• **YOUR TASK**:
Reproduce the listing that follows with no differences at all.

• **MATERIALS PROVIDED**:
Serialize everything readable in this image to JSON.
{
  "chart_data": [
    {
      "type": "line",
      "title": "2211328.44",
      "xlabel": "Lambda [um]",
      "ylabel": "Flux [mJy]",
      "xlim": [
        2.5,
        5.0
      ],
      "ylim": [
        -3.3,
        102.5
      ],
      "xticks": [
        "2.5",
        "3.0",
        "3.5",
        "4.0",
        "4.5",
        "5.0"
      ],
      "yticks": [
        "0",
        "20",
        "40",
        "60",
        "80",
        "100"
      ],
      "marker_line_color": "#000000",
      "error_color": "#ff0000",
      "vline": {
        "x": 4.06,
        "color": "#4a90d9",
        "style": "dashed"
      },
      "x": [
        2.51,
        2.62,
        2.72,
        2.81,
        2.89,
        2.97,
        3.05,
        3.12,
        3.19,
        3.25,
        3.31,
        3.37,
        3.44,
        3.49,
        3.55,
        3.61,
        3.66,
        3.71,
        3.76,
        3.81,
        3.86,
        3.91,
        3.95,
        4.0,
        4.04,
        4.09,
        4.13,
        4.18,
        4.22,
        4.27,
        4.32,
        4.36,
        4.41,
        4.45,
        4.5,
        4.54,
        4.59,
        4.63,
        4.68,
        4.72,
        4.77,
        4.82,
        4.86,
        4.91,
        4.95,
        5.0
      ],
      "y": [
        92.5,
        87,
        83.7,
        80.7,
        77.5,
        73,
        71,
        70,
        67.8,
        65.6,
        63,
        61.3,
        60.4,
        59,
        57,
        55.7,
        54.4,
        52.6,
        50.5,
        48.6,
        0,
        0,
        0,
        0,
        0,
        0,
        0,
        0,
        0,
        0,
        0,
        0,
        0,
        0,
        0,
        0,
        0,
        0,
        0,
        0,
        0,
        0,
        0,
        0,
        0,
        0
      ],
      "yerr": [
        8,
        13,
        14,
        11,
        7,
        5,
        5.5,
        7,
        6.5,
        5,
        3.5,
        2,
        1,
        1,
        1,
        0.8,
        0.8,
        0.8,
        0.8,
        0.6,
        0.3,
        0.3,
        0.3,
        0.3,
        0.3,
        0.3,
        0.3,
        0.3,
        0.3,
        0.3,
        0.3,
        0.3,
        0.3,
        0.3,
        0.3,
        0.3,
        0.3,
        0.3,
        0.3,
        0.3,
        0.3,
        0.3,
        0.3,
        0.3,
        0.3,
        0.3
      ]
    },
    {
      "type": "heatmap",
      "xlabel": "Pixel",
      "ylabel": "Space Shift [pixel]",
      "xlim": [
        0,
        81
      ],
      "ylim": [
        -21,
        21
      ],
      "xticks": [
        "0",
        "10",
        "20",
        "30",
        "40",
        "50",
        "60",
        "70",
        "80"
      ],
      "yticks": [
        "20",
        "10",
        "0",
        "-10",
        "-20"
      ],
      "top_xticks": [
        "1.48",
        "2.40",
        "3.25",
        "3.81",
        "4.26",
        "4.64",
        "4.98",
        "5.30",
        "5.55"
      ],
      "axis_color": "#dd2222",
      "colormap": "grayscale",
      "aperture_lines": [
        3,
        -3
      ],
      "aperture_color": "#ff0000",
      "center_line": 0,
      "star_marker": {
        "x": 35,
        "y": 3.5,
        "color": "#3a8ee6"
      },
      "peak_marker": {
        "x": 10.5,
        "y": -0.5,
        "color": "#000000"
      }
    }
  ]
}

• **WORKED ANSWER**:
Serialize everything readable in this image to JSON.
{
  "chart_data": [
    {
      "type": "line",
      "title": "2211328.44",
      "xlabel": "Lambda [um]",
      "ylabel": "Flux [mJy]",
      "xlim": [
        2.5,
        5.0
      ],
      "ylim": [
        -3.3,
        102.5
      ],
      "xticks": [
        "2.5",
        "3.0",
        "3.5",
        "4.0",
        "4.5",
        "5.0"
      ],
      "yticks": [
        "0",
        "20",
        "40",
        "60",
        "80",
        "100"
      ],
      "marker_line_color": "#000000",
      "error_color": "#ff0000",
      "vline": {
        "x": 4.06,
        "color": "#4a90d9",
        "style": "dashed"
      },
      "x": [
        2.51,
        2.62,
        2.72,
        2.81,
        2.89,
        2.97,
        3.05,
        3.12,
        3.19,
        3.25,
        3.31,
        3.37,
        3.44,
        3.49,
        3.55,
        3.61,
        3.66,
        3.71,
        3.76,
        3.81,
        3.86,
        3.91,
        3.95,
        4.0,
        4.04,
        4.09,
        4.13,
        4.18,
        4.22,
        4.27,
        4.32,
        4.36,
        4.41,
        4.45,
        4.5,
        4.54,
        4.59,
        4.63,
        4.68,
        4.72,
        4.77,
        4.82,
        4.86,
        4.91,
        4.95,
        5.0
      ],
      "y": [
        92.5,
        87,
        83.7,
        80.7,
        77.5,
        73,
        71,
        70,
        67.8,
        65.6,
        63,
        61.3,
        60.4,
        59,
        57,
        55.7,
        54.4,
        52.6,
        50.5,
        48.6,
        0,
        0,
        0,
        0,
        0,
        0,
        0,
        0,
        0,
        0,
        0,
        0,
        0,
        0,
        0,
        0,
        0,
        0,
        0,
        0,
        0,
        0,
        0,
        0,
        0,
        0
      ],
      "yerr": [
        8,
        13,
        14,
        11,
        7,
        5,
        5.5,
        7,
        6.5,
        5,
        3.5,
        2,
        1,
        1,
        1,
        0.8,
        0.8,
        0.8,
        0.8,
        0.6,
        0.3,
        0.3,
        0.3,
        0.3,
        0.3,
        0.3,
        0.3,
        0.3,
        0.3,
        0.3,
        0.3,
        0.3,
        0.3,
        0.3,
        0.3,
        0.3,
        0.3,
        0.3,
        0.3,
        0.3,
        0.3,
        0.3,
        0.3,
        0.3,
        0.3,
        0.3
      ]
    },
    {
      "type": "heatmap",
      "xlabel": "Pixel",
      "ylabel": "Space Shift [pixel]",
      "xlim": [
        0,
        81
      ],
      "ylim": [
        -21,
        21
      ],
      "xticks": [
        "0",
        "10",
        "20",
        "30",
        "40",
        "50",
        "60",
        "70",
        "80"
      ],
      "yticks": [
        "20",
        "10",
        "0",
        "-10",
        "-20"
      ],
      "top_xticks": [
        "1.48",
        "2.40",
        "3.25",
        "3.81",
        "4.26",
        "4.64",
        "4.98",
        "5.30",
        "5.55"
      ],
      "axis_color": "#dd2222",
      "colormap": "grayscale",
      "aperture_lines": [
        3,
        -3
      ],
      "aperture_color": "#ff0000",
      "center_line": 0,
      "star_marker": {
        "x": 35,
        "y": 3.5,
        "color": "#3a8ee6"
      },
      "peak_marker": {
        "x": 10.5,
        "y": -0.5,
        "color": "#000000"
      }
    }
  ]
}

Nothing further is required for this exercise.